◆ **Work to be completed**
Each line containing the word "chevron" needs to be copied.

◆ **Records supplied**
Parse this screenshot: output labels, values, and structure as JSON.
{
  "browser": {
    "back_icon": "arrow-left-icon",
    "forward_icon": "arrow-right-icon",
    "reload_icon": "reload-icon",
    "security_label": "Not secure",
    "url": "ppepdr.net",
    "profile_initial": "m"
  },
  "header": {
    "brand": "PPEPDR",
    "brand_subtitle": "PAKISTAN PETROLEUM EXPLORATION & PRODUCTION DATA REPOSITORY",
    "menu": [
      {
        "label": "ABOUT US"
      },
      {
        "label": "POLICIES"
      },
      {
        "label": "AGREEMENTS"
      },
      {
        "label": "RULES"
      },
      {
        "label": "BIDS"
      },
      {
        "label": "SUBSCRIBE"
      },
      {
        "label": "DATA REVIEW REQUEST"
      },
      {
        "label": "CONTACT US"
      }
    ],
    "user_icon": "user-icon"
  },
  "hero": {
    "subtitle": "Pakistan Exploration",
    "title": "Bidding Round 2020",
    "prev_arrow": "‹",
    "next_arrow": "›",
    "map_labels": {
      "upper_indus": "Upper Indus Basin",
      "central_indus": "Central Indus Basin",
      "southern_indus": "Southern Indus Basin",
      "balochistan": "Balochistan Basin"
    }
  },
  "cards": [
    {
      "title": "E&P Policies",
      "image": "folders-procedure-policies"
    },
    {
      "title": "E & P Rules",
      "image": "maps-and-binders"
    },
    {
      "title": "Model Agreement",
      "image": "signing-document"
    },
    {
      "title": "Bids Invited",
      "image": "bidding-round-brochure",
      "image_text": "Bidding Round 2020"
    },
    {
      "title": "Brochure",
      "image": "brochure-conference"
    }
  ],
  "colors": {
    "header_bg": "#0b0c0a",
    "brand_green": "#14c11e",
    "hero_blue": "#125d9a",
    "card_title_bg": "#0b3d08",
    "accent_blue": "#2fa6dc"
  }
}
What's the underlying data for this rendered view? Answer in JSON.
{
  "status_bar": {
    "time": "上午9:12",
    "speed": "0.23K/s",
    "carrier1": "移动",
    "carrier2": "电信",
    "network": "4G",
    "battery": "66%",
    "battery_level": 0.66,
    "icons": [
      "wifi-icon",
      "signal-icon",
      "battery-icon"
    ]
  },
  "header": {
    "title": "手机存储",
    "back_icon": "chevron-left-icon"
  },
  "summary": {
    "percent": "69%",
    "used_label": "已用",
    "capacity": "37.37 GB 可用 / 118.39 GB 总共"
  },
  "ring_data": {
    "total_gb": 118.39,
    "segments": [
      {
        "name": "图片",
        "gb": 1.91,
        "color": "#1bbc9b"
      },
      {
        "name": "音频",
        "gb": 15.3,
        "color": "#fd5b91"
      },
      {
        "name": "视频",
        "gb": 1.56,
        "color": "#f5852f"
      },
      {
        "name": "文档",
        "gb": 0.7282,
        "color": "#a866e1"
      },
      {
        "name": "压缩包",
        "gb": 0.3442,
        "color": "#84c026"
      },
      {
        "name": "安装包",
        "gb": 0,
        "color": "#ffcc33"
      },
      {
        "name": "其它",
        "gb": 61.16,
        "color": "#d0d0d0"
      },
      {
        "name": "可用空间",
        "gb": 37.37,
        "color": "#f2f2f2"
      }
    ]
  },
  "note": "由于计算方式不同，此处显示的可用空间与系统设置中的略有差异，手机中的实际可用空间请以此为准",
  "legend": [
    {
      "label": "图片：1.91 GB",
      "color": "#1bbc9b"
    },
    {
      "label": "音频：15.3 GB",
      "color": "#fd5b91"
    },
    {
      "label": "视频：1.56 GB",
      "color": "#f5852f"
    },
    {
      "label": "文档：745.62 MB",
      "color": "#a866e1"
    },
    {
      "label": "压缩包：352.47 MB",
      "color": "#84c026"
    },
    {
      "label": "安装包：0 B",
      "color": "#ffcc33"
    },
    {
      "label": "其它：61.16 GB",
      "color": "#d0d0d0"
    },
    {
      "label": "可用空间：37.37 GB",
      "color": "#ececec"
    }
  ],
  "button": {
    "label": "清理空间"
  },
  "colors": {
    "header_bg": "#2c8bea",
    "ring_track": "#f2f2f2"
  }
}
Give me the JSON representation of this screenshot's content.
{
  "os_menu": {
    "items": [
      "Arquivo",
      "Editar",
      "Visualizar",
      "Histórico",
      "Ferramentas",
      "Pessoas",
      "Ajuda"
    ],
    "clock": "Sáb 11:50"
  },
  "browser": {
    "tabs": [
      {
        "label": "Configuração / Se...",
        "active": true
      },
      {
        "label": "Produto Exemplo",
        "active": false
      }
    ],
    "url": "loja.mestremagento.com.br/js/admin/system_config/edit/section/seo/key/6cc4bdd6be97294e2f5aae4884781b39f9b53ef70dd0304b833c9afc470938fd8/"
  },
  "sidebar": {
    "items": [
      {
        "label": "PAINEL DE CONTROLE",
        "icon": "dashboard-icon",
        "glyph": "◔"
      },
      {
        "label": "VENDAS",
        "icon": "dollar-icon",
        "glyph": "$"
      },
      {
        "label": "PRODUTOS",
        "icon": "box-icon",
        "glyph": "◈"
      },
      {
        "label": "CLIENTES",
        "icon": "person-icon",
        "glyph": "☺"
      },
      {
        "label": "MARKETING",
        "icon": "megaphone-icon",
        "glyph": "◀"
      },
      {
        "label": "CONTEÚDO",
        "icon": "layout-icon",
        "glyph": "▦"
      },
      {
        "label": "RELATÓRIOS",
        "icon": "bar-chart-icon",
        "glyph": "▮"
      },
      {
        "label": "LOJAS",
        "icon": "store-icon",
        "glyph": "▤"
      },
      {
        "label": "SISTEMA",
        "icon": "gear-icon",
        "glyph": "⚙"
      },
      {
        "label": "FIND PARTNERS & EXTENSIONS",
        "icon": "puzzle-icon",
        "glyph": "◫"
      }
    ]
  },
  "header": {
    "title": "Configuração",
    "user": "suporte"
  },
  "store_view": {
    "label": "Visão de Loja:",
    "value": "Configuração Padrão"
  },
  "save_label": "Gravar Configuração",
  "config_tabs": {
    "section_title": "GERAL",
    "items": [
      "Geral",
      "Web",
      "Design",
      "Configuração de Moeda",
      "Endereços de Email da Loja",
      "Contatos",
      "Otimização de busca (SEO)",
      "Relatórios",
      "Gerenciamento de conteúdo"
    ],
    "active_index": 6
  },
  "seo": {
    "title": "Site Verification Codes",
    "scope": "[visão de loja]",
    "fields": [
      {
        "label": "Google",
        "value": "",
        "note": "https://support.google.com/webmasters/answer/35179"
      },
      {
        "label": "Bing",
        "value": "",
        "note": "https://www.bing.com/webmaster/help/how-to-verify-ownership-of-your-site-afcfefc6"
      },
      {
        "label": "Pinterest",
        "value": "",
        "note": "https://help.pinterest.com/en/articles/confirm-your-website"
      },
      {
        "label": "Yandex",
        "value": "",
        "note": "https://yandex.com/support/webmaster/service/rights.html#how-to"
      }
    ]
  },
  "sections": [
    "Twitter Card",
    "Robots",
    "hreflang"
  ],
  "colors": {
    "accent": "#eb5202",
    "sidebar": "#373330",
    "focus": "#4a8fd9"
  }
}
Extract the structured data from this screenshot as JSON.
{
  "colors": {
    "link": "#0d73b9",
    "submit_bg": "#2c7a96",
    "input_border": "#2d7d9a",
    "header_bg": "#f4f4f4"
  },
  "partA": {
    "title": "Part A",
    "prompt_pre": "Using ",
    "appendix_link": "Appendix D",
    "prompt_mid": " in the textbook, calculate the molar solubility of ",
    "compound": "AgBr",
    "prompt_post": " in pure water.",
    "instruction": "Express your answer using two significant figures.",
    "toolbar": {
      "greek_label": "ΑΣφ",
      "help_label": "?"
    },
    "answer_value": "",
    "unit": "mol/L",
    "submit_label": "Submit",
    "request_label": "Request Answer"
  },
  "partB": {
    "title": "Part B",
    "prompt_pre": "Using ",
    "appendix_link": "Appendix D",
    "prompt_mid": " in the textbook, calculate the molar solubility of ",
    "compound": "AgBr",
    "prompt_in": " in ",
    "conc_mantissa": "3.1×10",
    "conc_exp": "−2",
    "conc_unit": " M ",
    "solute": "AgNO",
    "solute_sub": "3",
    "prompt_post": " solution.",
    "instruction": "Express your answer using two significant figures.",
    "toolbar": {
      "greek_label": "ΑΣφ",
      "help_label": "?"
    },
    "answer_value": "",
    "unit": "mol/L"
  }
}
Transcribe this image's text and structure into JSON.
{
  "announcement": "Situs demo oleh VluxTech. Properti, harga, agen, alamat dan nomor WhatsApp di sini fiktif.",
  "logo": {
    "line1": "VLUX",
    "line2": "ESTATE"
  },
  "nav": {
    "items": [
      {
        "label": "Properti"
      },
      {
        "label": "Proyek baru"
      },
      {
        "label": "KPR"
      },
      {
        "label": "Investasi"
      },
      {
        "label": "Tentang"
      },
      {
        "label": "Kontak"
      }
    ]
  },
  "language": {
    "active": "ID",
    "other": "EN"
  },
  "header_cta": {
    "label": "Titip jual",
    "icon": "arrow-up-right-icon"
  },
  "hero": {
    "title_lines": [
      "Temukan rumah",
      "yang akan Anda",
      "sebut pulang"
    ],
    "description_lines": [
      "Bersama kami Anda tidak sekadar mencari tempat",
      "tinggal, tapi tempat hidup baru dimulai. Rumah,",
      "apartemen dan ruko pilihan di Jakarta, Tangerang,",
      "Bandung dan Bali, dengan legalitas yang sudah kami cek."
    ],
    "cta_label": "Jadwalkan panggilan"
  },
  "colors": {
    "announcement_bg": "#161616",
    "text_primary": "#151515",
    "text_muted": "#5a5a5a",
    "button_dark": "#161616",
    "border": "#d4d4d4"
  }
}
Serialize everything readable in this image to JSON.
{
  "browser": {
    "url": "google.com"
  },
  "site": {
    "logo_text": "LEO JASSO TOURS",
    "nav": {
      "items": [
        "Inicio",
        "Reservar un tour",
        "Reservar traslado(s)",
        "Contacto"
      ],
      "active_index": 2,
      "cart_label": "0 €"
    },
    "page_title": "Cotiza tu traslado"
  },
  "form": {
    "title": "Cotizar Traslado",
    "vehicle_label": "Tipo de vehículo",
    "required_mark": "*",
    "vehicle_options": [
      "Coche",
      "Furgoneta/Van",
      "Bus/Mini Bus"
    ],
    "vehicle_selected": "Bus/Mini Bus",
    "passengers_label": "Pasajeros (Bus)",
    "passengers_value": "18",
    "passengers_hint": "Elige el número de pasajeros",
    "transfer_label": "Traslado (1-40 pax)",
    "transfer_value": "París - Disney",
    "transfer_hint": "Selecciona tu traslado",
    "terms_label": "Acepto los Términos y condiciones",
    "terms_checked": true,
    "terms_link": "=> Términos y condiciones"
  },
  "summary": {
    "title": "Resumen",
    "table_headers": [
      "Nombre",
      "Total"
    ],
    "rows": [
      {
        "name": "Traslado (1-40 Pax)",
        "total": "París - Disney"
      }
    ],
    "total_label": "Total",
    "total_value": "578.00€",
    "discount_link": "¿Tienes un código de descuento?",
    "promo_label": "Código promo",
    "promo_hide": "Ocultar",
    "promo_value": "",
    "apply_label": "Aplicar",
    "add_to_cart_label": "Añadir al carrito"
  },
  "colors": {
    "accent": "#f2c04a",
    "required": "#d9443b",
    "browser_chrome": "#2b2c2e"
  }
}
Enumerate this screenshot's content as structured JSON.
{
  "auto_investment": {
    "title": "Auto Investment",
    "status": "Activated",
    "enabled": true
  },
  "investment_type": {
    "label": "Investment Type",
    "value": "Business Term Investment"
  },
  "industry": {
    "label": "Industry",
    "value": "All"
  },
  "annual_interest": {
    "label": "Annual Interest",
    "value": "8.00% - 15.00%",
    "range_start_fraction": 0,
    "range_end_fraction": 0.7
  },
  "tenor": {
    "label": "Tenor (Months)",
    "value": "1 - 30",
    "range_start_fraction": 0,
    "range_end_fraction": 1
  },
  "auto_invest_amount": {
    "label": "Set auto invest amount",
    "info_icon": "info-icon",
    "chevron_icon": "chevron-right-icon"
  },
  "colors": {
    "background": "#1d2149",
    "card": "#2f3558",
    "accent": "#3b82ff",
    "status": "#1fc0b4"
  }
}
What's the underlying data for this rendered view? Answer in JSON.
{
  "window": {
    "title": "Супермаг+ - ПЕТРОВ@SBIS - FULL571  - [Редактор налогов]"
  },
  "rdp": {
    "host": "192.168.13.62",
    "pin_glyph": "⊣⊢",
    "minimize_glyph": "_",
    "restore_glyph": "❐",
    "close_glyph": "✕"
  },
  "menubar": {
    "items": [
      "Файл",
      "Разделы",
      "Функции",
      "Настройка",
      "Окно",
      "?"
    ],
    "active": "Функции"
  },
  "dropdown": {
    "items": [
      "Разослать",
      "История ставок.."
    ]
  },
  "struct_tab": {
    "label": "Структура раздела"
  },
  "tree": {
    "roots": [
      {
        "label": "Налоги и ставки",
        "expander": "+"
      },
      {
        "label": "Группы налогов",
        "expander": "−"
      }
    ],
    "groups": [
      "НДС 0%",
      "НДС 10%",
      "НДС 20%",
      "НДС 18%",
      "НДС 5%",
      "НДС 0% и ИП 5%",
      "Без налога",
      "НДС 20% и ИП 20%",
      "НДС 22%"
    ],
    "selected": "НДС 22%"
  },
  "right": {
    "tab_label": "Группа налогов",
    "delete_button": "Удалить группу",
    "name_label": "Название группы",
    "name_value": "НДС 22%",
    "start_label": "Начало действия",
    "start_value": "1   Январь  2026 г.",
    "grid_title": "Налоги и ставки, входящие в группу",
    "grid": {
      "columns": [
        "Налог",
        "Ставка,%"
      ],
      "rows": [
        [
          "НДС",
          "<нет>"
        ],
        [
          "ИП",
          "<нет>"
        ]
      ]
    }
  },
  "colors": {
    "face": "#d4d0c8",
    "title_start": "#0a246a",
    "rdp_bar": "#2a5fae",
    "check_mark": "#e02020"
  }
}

◆ **Written response**
    "back_icon": "chevron-left-icon"
    "chevron_icon": "chevron-right-icon"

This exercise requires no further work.